ASSIGNMENT A
Answer the following from the comment thread on AI and observability, one line each:
(i) According to geraneum, what kind of example would have shown whether the solution was not in the training data verbatim?
(ii) How long does schwede say the analysis took?
(iii) What would akrauss be interested in reading about?
ASSIGNMENT B
Extend the comment thread on AI and observability by writing the next part after its final comment.

DOCUMENT EXTRACT
========================================
Without reliability, nothing else matters, and this AI that can try hypotheses so much faster than me is not reliable. The point is moot.
geraneum
> This isn’t a contrived example. I basically asked the agent the same question we’d ask you in a demo, and the agent figured it out with no additional prompts, training, or guidance. It effectively zero-shot a real-world scenario.
As I understand, this is a demo they already use and the solution is available. Maybe it should’ve been a contrived example so that we can tell if the solution was not in training data verbatim. Not that it’s not useful what the LLM did but if you announce the death of observability as we know it, you need to show that the tool can generalize.
akrauss
I would be interested in reading what tools are made available to the LLM, and how everything is wired together to form an effective analysis loop. It seems like this is a key ingredient here.
yellow_lead
Did AI write this entire article?
> In AI, I see the death of this paradigm. It’s already real, it’s already here, and it’s going to fundamentally change the way we approach systems design and operation in the future.
How is AI analyzing some data the "end of observability as we know it"?
schwede
Maybe I’m just a skeptic, but it seems like a software engineer or SRE familiar with the application should be able to come to the conclusion of load testing fairly easily. For sure not as fast like 80 seconds though which is impressive. As noted you still need an engineer to review the data and complete those proposed action items.
devmor
As the AI growth cycle stagnates while valuations continue to fly wildly out of control and more and more of the industry switches from hopeful to a bearish sentiment, I’ve started to find this genre of article extremely funny, if not pitiable.
Who are you trying to convince with this? It’s not going to work on investors much longer, it’s mostly stopped working on the generically tech-inclined, and it’s never really worked on anyone who understands AI. So who’s left to be suckered by this flowery, desperate prose? Are you just trying to convince yourselves?
========================================
SUPPLIED MATERIAL
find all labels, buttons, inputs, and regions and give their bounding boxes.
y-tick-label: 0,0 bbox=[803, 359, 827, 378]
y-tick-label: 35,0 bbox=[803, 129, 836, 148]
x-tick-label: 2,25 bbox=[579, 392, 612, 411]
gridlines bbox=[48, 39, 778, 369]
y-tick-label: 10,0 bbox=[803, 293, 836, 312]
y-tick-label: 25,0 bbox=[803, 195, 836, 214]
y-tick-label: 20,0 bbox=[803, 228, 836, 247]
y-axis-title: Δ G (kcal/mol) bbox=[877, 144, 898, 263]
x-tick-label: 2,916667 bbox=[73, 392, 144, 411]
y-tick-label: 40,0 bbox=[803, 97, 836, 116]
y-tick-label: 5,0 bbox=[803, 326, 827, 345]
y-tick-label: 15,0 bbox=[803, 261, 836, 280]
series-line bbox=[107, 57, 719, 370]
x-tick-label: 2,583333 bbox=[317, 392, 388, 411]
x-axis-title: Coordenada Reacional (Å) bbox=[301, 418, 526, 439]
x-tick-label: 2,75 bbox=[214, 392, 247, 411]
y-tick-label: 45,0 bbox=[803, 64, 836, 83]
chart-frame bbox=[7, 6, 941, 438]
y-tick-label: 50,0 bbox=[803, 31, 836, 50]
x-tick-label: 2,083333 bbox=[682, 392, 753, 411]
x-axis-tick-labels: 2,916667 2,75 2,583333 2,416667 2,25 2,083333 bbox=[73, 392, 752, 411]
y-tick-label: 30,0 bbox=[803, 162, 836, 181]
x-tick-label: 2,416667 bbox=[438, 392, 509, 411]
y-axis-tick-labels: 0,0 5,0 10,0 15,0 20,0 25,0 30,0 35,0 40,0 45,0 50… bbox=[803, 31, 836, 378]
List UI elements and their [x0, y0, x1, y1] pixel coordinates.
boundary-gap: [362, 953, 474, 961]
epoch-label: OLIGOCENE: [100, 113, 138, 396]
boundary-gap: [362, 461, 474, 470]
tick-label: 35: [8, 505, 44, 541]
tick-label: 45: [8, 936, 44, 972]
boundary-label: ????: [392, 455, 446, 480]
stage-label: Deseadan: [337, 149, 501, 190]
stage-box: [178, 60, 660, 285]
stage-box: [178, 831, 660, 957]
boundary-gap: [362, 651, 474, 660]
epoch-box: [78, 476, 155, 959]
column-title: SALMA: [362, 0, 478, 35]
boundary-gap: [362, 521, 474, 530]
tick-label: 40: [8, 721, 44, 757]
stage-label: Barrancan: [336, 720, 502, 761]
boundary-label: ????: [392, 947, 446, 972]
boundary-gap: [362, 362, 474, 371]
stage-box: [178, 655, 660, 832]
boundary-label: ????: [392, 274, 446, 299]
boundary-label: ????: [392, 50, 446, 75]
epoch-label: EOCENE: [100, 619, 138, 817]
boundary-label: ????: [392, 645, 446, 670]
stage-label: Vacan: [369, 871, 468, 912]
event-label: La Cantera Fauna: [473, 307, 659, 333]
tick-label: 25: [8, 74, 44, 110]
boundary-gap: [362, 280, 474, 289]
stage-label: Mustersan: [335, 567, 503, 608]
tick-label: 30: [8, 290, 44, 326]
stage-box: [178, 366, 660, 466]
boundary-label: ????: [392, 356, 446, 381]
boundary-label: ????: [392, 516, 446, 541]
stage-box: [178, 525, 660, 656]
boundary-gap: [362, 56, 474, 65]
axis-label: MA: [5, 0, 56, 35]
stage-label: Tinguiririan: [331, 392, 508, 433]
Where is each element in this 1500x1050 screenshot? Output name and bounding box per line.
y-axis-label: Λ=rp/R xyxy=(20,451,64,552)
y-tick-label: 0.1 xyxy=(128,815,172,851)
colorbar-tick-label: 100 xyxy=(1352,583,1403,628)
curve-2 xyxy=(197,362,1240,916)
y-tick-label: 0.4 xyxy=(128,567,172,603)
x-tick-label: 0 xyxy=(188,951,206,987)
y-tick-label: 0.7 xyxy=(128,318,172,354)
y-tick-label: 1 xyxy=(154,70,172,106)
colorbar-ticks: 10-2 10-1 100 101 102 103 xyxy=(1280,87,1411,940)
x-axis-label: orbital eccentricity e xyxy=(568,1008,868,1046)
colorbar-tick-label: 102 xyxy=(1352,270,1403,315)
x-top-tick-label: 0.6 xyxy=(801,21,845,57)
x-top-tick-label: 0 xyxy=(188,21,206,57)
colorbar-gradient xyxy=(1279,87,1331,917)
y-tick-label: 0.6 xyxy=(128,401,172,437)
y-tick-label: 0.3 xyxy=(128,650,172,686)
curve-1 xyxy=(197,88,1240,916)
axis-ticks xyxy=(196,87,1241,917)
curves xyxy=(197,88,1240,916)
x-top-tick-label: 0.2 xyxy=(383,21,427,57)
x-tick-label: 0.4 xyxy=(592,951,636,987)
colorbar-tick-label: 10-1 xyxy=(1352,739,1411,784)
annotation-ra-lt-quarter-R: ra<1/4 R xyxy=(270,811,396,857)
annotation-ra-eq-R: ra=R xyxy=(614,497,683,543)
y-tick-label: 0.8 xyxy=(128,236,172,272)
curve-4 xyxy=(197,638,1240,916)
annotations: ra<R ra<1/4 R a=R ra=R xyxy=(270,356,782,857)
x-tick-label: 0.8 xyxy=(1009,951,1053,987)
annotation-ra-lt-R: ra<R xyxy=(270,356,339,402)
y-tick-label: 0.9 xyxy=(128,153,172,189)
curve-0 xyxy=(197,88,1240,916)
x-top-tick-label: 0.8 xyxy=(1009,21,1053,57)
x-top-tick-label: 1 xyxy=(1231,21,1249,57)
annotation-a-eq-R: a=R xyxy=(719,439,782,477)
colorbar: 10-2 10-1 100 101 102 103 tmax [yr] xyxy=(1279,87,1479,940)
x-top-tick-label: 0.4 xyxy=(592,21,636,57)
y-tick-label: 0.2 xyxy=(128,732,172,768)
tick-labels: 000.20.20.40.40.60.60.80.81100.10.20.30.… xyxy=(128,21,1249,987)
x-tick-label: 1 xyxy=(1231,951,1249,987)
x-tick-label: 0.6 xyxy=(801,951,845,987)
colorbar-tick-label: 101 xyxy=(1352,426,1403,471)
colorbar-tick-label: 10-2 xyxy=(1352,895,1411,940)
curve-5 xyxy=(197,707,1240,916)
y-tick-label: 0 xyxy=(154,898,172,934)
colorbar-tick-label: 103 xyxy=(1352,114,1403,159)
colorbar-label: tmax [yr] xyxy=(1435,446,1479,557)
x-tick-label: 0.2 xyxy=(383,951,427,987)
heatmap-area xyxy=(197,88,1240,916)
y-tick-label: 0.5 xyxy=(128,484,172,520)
========================================
TASK OUTPUT A
(i) A contrived example.
(ii) 80 seconds.
(iii) What tools are made available to the LLM, and how everything is wired together to form an effective analysis loop.

TASK OUTPUT B
vanschelven
> New abstractions and techniques… hide complexity, and that complexity requires new ways to monitor and measure.
If the abstractions hide complexity so well you need an LLM to untangle them later, maybe you were already on the wrong track.
Hiding isn't abstracting, and if your system becomes observable only with AI help, maybe it's not well designed, just well obfuscated. I've written about this before here: https://www.bugsink.com/blog/you-dont-need-application-perfo…
neuroelectron
This would have been really nice to have when I was in Ops. Running MapReduce on logs and looking at dozens of graphs made up most of my working hours. We did eventually get the infrastructure for live filtering but that was just before the entire sector was outsourced.
catlifeonmars
Was anyone else just curious about those odd spikes and was disappointed the article didn’t do a deeper dive to explain that unusual shape?
heinrichhartman
> New Relic did this for the Rails revolution, Datadog did it for the rise of AWS, and Honeycomb led the way for OpenTelemetry.
I find this reading of history of OTel highly biased. OpenTelemetry was born as the Merge of OpenCensus (initiated by Google) and OpenTracing (initiated by LightStep):
https://opensource.googleblog.com/2019/05/opentelemetry-merg…
> The seed governance committee is composed of representatives from Google, Lightstep, Microsoft, and Uber, and more organizations are getting involved every day.
Honeycomb has for sure had valuable code & community contributions and championed the technology adoption, but they are very far from "leading the way".
Kiyo-Lynn
I used to think that monitoring and alerting systems were just there to help you quickly and directly see the problems.But as the systems grew more complex, I found that the dashboards and alerts became overwhelming, and I often couldn’t figure out the root cause of the issue.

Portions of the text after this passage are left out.